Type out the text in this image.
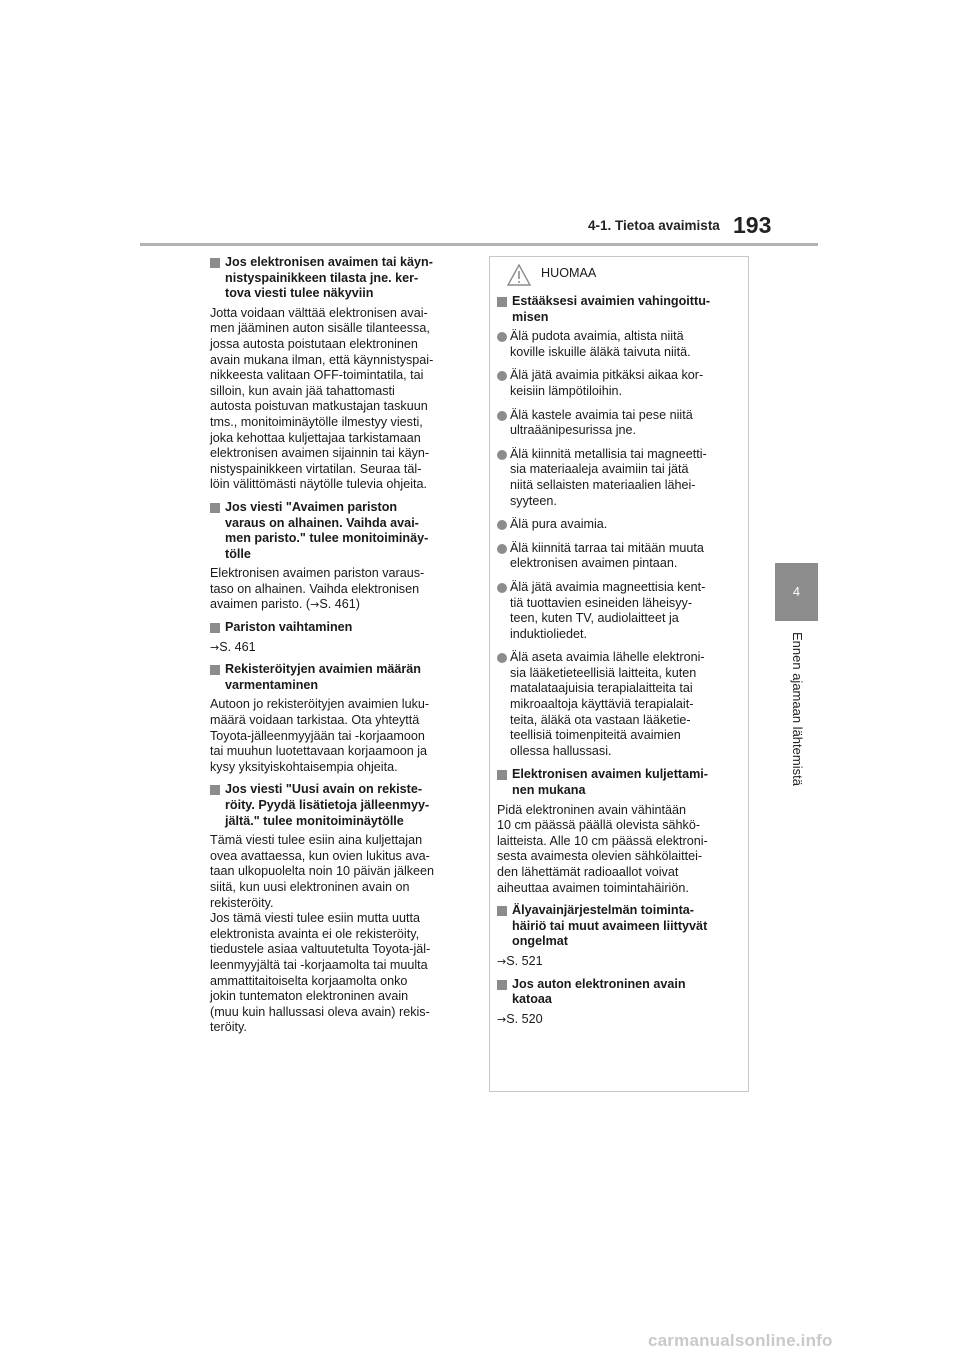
4-1. Tietoa avaimista 193
4
Ennen ajamaan lähtemistä
Jos elektronisen avaimen tai käyn-
nistyspainikkeen tilasta jne. ker-
tova viesti tulee näkyviin
Jotta voidaan välttää elektronisen avai-
men jääminen auton sisälle tilanteessa,
jossa autosta poistutaan elektroninen
avain mukana ilman, että käynnistyspai-
nikkeesta valitaan OFF-toimintatila, tai
silloin, kun avain jää tahattomasti
autosta poistuvan matkustajan taskuun
tms., monitoiminäytölle ilmestyy viesti,
joka kehottaa kuljettajaa tarkistamaan
elektronisen avaimen sijainnin tai käyn-
nistyspainikkeen virtatilan. Seuraa täl-
löin välittömästi näytölle tulevia ohjeita.
Jos viesti "Avaimen pariston
varaus on alhainen. Vaihda avai-
men paristo." tulee monitoiminäy-
tölle
Elektronisen avaimen pariston varaus-
taso on alhainen. Vaihda elektronisen
avaimen paristo. (→S. 461)
Pariston vaihtaminen
→S. 461
Rekisteröityjen avaimien määrän
varmentaminen
Autoon jo rekisteröityjen avaimien luku-
määrä voidaan tarkistaa. Ota yhteyttä
Toyota-jälleenmyyjään tai -korjaamoon
tai muuhun luotettavaan korjaamoon ja
kysy yksityiskohtaisempia ohjeita.
Jos viesti "Uusi avain on rekiste-
röity. Pyydä lisätietoja jälleenmyy-
jältä." tulee monitoiminäytölle
Tämä viesti tulee esiin aina kuljettajan
ovea avattaessa, kun ovien lukitus ava-
taan ulkopuolelta noin 10 päivän jälkeen
siitä, kun uusi elektroninen avain on
rekisteröity.
Jos tämä viesti tulee esiin mutta uutta
elektronista avainta ei ole rekisteröity,
tiedustele asiaa valtuutetulta Toyota-jäl-
leenmyyjältä tai -korjaamolta tai muulta
ammattitaitoiselta korjaamolta onko
jokin tuntematon elektroninen avain
(muu kuin hallussasi oleva avain) rekis-
teröity.
HUOMAA
Estääksesi avaimien vahingoittu-
misen
Älä pudota avaimia, altista niitä
koville iskuille äläkä taivuta niitä.
Älä jätä avaimia pitkäksi aikaa kor-
keisiin lämpötiloihin.
Älä kastele avaimia tai pese niitä
ultraäänipesurissa jne.
Älä kiinnitä metallisia tai magneetti-
sia materiaaleja avaimiin tai jätä
niitä sellaisten materiaalien lähei-
syyteen.
Älä pura avaimia.
Älä kiinnitä tarraa tai mitään muuta
elektronisen avaimen pintaan.
Älä jätä avaimia magneettisia kent-
tiä tuottavien esineiden läheisyy-
teen, kuten TV, audiolaitteet ja
induktioliedet.
Älä aseta avaimia lähelle elektroni-
sia lääketieteellisiä laitteita, kuten
matalataajuisia terapialaitteita tai
mikroaaltoja käyttäviä terapialait-
teita, äläkä ota vastaan lääketie-
teellisiä toimenpiteitä avaimien
ollessa hallussasi.
Elektronisen avaimen kuljettami-
nen mukana
Pidä elektroninen avain vähintään
10 cm päässä päällä olevista sähkö-
laitteista. Alle 10 cm päässä elektroni-
sesta avaimesta olevien sähkölaittei-
den lähettämät radioaallot voivat
aiheuttaa avaimen toimintahäiriön.
Älyavainjärjestelmän toiminta-
häiriö tai muut avaimeen liittyvät
ongelmat
→S. 521
Jos auton elektroninen avain
katoaa
→S. 520
carmanualsonline.info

▶ _EXERCISE DETAILS_: Report only how many lines in the records contain the word "viesti".

▶ _ANSWER BELOW_: 6